• [Task to carry out]:
Return all the data below as it stands, minus the pictures.

:: Provided entries

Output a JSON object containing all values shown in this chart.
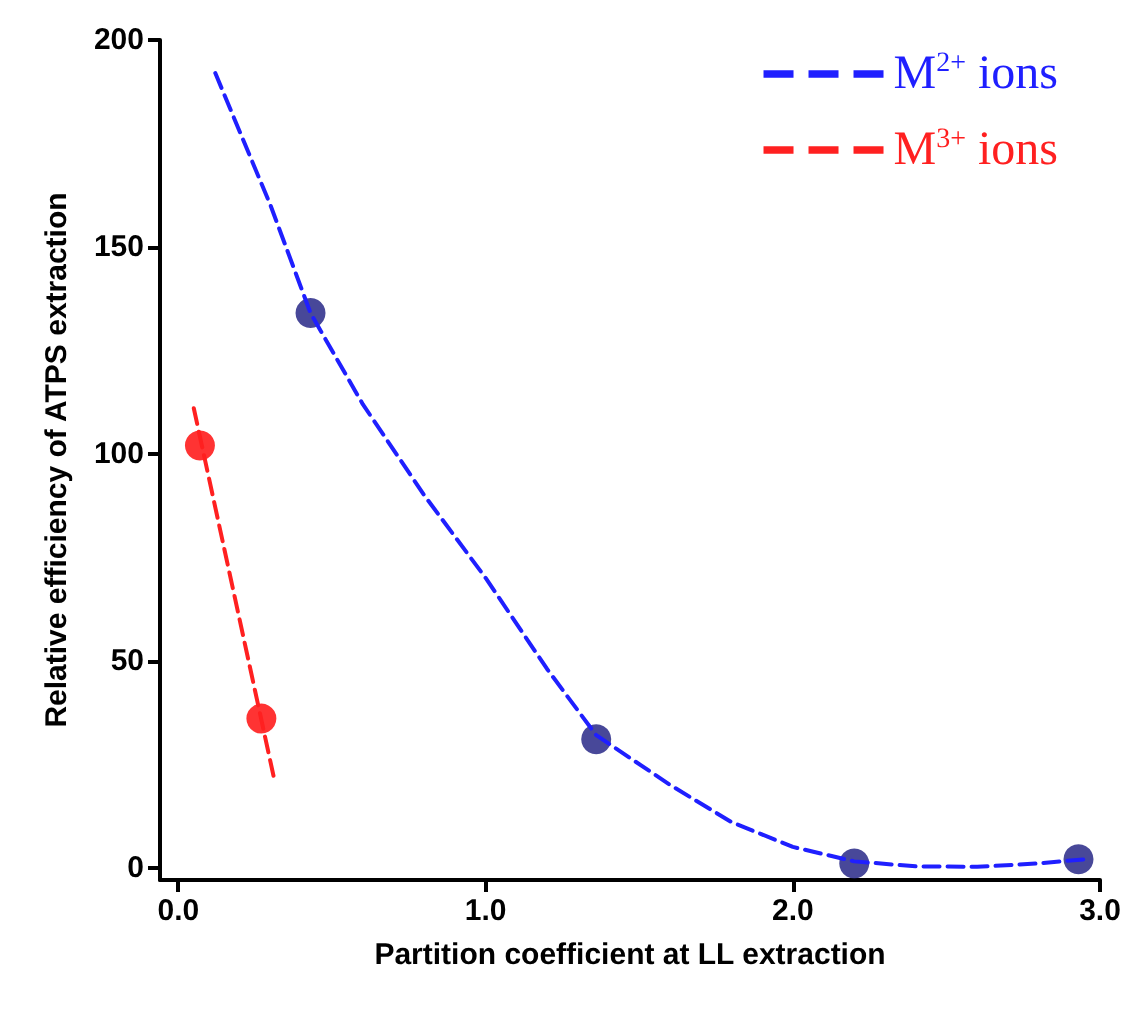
{
  "chart_data": {
    "type": "scatter",
    "xlabel": "Partition coefficient at LL extraction",
    "ylabel": "Relative efficiency of ATPS extraction",
    "xlim": [
      -0.06,
      3.0
    ],
    "ylim": [
      -3,
      200
    ],
    "xticks": [
      {
        "value": 0,
        "label": "0.0"
      },
      {
        "value": 1,
        "label": "1.0"
      },
      {
        "value": 2,
        "label": "2.0"
      },
      {
        "value": 3,
        "label": "3.0"
      }
    ],
    "yticks": [
      0,
      50,
      100,
      150,
      200
    ],
    "grid": false,
    "legend": "top right",
    "series": [
      {
        "name": "M$^{2+}$ ions",
        "type": "line",
        "color": "#1f1fff",
        "line_style": "dashed",
        "marker": "none",
        "x": [
          0.12,
          0.3,
          0.43,
          0.6,
          0.8,
          1.0,
          1.2,
          1.36,
          1.6,
          1.8,
          2.0,
          2.2,
          2.4,
          2.6,
          2.8,
          2.95
        ],
        "values": [
          192,
          160,
          134,
          112,
          90,
          70,
          48,
          32,
          20,
          11,
          5,
          1.5,
          0.3,
          0.2,
          1,
          2
        ]
      },
      {
        "name": "M$^{3+}$ ions",
        "type": "line",
        "color": "#ff2020",
        "line_style": "dashed",
        "marker": "none",
        "x": [
          0.05,
          0.31
        ],
        "values": [
          111,
          22
        ]
      },
      {
        "type": "scatter",
        "color": "#1a1a80",
        "marker": "circle",
        "x": [
          0.43,
          1.36,
          2.2,
          2.93
        ],
        "values": [
          134,
          31,
          1,
          2
        ]
      },
      {
        "type": "scatter",
        "color": "#ff0000",
        "marker": "circle",
        "x": [
          0.07,
          0.27
        ],
        "values": [
          102,
          36
        ]
      }
    ]
  }
}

::::

• [Answer for this exercise]:
Output a JSON object containing all values shown in this chart.
{
  "chart_data": {
    "type": "scatter",
    "xlabel": "Partition coefficient at LL extraction",
    "ylabel": "Relative efficiency of ATPS extraction",
    "xlim": [
      -0.06,
      3.0
    ],
    "ylim": [
      -3,
      200
    ],
    "xticks": [
      {
        "value": 0,
        "label": "0.0"
      },
      {
        "value": 1,
        "label": "1.0"
      },
      {
        "value": 2,
        "label": "2.0"
      },
      {
        "value": 3,
        "label": "3.0"
      }
    ],
    "yticks": [
      0,
      50,
      100,
      150,
      200
    ],
    "grid": false,
    "legend": "top right",
    "series": [
      {
        "name": "M$^{2+}$ ions",
        "type": "line",
        "color": "#1f1fff",
        "line_style": "dashed",
        "marker": "none",
        "x": [
          0.12,
          0.3,
          0.43,
          0.6,
          0.8,
          1.0,
          1.2,
          1.36,
          1.6,
          1.8,
          2.0,
          2.2,
          2.4,
          2.6,
          2.8,
          2.95
        ],
        "values": [
          192,
          160,
          134,
          112,
          90,
          70,
          48,
          32,
          20,
          11,
          5,
          1.5,
          0.3,
          0.2,
          1,
          2
        ]
      },
      {
        "name": "M$^{3+}$ ions",
        "type": "line",
        "color": "#ff2020",
        "line_style": "dashed",
        "marker": "none",
        "x": [
          0.05,
          0.31
        ],
        "values": [
          111,
          22
        ]
      },
      {
        "type": "scatter",
        "color": "#1a1a80",
        "marker": "circle",
        "x": [
          0.43,
          1.36,
          2.2,
          2.93
        ],
        "values": [
          134,
          31,
          1,
          2
        ]
      },
      {
        "type": "scatter",
        "color": "#ff0000",
        "marker": "circle",
        "x": [
          0.07,
          0.27
        ],
        "values": [
          102,
          36
        ]
      }
    ]
  }
}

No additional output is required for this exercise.